_WRITTEN INSTRUCTION_
Repeat every line of the listing below exactly, minus the pictures.

Records about charts and figures:
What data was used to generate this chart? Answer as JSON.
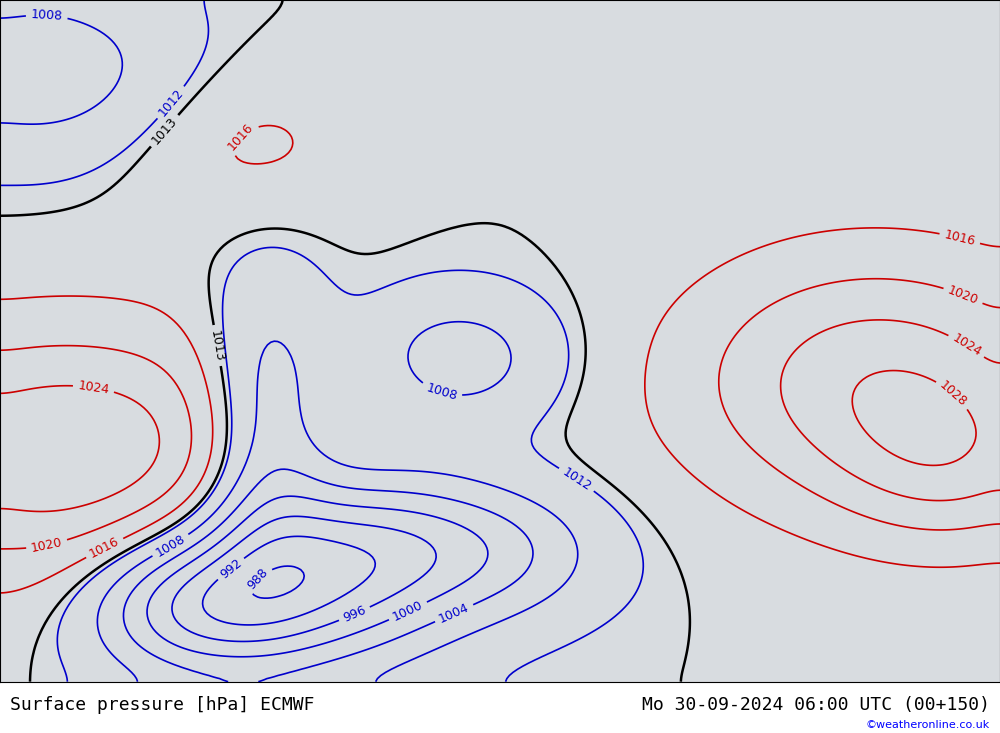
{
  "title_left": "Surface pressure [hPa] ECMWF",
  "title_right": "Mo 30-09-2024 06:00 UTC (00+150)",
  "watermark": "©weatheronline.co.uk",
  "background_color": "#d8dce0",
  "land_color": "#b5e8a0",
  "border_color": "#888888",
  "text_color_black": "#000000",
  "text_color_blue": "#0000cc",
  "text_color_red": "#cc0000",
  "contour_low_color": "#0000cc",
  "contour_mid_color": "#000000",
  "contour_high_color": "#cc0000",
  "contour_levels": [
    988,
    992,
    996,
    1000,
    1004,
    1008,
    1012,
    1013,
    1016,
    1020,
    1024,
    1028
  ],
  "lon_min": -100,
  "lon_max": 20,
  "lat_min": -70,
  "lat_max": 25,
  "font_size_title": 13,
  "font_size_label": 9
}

_ANSWER IN FULL_
What data was used to generate this chart? Answer as JSON.
{
  "title_left": "Surface pressure [hPa] ECMWF",
  "title_right": "Mo 30-09-2024 06:00 UTC (00+150)",
  "watermark": "©weatheronline.co.uk",
  "background_color": "#d8dce0",
  "land_color": "#b5e8a0",
  "border_color": "#888888",
  "text_color_black": "#000000",
  "text_color_blue": "#0000cc",
  "text_color_red": "#cc0000",
  "contour_low_color": "#0000cc",
  "contour_mid_color": "#000000",
  "contour_high_color": "#cc0000",
  "contour_levels": [
    988,
    992,
    996,
    1000,
    1004,
    1008,
    1012,
    1013,
    1016,
    1020,
    1024,
    1028
  ],
  "lon_min": -100,
  "lon_max": 20,
  "lat_min": -70,
  "lat_max": 25,
  "font_size_title": 13,
  "font_size_label": 9
}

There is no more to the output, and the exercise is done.